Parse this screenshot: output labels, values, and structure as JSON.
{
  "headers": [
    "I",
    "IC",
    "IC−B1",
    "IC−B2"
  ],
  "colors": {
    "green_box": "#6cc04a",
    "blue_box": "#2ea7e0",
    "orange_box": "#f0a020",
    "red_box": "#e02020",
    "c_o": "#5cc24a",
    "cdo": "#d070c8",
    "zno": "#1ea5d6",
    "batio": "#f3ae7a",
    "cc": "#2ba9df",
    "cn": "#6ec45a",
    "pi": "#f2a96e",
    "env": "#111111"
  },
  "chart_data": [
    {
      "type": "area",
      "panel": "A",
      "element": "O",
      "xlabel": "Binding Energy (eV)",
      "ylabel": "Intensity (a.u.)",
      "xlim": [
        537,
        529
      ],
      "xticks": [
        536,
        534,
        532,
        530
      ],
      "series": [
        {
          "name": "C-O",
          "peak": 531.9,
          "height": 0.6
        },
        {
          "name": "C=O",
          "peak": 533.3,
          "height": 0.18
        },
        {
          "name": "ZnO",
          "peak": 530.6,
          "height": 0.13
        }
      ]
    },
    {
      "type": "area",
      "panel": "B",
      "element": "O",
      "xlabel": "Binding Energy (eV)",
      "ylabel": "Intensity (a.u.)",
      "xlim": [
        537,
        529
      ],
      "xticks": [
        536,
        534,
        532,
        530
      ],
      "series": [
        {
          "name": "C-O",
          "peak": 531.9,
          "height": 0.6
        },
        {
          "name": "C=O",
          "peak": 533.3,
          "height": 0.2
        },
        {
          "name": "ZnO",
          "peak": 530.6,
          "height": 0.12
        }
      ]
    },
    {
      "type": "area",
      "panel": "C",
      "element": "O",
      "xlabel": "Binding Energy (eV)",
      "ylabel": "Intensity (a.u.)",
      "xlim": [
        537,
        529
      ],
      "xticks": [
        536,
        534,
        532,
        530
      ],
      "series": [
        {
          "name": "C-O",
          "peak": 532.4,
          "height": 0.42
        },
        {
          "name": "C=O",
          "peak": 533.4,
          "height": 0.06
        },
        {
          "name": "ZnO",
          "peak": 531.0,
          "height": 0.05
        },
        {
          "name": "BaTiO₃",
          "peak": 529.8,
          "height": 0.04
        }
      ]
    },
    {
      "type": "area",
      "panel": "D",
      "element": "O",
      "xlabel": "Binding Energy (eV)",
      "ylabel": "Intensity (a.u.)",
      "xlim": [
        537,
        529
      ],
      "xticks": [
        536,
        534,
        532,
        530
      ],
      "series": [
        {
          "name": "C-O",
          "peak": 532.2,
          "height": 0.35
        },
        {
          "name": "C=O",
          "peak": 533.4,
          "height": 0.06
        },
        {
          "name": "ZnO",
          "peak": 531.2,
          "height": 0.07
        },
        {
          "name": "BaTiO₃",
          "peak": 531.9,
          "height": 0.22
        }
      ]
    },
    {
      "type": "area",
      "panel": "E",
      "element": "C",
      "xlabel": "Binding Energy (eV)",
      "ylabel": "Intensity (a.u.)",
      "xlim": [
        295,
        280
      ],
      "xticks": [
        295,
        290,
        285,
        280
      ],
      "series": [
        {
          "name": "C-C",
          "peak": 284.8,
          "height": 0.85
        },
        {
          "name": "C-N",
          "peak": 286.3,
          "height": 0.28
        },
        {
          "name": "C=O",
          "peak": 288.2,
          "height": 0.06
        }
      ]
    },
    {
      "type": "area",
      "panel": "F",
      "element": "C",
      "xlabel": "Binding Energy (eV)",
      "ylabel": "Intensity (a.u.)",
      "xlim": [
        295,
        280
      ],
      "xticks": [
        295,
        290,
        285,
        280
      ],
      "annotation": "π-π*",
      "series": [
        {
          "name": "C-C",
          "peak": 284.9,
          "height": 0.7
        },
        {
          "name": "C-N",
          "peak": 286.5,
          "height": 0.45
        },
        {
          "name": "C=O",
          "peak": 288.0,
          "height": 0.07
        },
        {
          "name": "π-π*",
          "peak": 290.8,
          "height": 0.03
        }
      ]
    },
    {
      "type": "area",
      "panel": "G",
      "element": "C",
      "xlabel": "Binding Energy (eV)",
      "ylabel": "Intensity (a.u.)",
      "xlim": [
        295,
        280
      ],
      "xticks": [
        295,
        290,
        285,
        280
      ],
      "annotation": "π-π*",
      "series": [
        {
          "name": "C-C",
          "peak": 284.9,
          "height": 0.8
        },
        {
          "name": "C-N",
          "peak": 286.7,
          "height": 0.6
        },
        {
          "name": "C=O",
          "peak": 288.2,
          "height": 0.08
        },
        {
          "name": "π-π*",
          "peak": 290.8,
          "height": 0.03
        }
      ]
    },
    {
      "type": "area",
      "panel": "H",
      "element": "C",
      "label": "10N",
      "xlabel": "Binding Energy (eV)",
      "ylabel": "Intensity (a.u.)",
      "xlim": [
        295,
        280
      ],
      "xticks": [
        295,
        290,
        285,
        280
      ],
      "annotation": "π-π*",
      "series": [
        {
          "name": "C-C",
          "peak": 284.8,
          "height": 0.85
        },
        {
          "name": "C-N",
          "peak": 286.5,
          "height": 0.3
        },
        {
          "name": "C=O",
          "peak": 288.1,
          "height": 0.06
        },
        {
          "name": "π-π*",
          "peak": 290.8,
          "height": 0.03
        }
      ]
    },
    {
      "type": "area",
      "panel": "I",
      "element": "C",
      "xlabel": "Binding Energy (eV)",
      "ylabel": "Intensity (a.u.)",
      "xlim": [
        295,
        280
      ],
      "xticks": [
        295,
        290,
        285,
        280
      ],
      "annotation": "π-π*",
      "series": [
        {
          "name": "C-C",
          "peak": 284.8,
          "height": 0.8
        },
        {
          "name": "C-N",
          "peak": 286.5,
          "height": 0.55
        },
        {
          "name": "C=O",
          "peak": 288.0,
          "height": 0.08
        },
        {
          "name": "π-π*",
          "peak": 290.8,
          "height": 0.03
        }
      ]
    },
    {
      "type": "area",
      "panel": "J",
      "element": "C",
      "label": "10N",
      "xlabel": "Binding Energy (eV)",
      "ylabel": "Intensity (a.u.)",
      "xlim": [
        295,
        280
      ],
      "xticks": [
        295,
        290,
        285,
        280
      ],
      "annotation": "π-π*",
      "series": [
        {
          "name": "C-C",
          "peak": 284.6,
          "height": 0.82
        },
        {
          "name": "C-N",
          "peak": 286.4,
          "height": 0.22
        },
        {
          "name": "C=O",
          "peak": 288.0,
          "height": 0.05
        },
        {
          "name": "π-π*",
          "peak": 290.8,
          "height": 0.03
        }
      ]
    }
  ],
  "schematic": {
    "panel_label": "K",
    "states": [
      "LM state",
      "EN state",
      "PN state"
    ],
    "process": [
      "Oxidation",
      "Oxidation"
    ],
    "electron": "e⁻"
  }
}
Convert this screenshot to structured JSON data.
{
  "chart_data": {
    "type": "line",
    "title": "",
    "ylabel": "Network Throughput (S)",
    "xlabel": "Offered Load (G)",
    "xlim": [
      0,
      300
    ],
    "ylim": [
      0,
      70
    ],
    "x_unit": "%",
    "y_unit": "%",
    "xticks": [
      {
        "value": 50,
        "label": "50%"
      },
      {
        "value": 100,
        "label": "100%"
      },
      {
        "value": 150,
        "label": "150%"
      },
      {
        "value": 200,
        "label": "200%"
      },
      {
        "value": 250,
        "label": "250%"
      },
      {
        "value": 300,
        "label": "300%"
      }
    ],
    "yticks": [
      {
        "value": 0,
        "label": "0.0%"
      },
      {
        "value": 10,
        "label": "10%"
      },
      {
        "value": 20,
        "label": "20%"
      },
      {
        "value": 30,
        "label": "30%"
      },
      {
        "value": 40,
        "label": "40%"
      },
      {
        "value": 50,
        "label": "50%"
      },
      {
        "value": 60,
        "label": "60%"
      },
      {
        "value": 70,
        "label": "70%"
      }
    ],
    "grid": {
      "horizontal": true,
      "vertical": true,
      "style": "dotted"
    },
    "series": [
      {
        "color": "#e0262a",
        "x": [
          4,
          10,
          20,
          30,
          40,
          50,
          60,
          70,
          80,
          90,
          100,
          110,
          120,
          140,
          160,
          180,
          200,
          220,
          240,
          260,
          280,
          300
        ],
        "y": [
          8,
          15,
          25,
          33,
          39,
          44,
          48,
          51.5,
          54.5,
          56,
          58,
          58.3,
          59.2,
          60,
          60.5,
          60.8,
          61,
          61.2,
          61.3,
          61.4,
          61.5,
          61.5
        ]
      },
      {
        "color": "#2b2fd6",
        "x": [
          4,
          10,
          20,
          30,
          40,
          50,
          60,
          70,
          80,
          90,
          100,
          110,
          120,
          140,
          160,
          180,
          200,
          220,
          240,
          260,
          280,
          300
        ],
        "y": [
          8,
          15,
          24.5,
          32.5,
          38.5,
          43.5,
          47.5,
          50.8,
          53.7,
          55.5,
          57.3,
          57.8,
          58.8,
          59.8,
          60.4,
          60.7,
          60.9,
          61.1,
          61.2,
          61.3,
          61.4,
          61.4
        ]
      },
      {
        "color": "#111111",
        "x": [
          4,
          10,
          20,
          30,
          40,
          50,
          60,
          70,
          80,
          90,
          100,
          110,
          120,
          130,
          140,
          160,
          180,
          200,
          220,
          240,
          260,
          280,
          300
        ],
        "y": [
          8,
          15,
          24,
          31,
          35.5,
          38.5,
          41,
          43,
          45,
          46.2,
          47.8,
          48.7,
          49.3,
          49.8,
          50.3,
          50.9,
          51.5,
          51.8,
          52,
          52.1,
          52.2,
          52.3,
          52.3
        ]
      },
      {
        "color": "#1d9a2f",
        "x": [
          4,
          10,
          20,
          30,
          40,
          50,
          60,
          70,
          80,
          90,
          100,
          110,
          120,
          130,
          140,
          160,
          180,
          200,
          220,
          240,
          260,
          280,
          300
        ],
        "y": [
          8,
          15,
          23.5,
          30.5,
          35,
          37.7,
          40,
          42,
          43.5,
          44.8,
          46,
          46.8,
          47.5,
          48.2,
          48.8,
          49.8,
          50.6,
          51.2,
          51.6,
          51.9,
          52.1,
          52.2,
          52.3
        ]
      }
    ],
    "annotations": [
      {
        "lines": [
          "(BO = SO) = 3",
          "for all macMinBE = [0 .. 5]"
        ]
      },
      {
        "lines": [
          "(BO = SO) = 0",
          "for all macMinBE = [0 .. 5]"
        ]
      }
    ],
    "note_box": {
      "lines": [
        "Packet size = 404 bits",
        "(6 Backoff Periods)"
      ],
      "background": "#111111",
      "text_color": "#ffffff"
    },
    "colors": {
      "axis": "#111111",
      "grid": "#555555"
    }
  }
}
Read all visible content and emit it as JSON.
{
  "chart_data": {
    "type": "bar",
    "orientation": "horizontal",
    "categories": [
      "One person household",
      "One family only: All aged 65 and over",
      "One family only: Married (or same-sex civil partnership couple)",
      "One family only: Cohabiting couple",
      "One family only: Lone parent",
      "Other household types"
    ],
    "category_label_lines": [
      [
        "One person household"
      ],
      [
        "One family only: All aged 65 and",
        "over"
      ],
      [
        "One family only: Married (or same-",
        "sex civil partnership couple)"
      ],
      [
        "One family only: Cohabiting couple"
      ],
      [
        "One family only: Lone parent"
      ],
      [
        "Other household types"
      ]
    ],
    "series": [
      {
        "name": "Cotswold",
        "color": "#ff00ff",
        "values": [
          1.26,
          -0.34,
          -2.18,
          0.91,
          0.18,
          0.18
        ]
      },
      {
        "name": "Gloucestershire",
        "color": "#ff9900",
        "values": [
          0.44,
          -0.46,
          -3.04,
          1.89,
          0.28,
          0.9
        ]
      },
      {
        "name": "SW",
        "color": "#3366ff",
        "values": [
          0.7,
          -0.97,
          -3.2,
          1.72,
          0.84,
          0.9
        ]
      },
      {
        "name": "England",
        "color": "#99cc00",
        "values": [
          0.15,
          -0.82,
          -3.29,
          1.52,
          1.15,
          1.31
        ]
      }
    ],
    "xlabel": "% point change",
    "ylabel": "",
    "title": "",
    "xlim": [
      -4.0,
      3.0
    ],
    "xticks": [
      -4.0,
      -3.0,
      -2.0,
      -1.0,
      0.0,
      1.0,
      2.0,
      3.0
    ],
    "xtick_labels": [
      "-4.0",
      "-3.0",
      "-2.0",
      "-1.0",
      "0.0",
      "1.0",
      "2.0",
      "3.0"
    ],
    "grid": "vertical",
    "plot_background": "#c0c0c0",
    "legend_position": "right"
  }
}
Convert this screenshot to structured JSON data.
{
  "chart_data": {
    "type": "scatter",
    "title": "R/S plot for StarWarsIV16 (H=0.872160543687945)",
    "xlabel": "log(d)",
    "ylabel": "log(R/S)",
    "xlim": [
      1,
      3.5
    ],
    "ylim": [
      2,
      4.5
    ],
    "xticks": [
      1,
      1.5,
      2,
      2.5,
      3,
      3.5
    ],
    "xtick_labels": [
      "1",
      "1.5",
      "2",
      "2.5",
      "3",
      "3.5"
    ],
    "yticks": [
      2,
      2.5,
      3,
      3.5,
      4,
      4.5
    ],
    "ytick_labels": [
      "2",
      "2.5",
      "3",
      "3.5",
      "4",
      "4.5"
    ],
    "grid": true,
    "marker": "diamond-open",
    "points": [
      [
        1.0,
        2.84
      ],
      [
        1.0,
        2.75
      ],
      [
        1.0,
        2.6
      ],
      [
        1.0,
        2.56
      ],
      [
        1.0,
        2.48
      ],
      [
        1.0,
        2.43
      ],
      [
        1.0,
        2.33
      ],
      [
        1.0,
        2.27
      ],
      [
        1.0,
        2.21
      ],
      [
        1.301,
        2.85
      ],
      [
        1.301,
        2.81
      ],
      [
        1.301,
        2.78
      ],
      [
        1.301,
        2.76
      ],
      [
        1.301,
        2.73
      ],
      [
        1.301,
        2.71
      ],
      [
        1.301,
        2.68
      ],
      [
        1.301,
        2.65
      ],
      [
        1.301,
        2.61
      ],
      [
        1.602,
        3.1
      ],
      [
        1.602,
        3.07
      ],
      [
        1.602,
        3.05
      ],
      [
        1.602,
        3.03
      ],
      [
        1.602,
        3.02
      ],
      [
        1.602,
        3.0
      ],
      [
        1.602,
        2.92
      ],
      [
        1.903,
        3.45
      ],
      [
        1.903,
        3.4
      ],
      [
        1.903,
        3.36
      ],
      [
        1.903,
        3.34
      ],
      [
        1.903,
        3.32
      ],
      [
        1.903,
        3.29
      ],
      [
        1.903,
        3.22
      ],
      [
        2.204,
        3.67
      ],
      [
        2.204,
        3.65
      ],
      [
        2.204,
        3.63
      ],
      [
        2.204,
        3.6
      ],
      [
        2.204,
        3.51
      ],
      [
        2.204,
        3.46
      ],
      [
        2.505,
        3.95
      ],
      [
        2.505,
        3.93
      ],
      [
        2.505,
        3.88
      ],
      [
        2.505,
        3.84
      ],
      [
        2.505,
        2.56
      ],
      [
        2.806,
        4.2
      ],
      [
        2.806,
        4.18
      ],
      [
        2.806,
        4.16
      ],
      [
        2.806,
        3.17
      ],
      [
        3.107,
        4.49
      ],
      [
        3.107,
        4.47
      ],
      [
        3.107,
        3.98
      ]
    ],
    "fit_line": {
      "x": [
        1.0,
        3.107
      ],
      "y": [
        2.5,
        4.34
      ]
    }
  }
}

+ + + + + + +

» Request
In the lines above, locate the string "horizontal". Copy every line where it occurs.

» Solution for this exercise
      "horizontal": true,
    "orientation": "horizontal",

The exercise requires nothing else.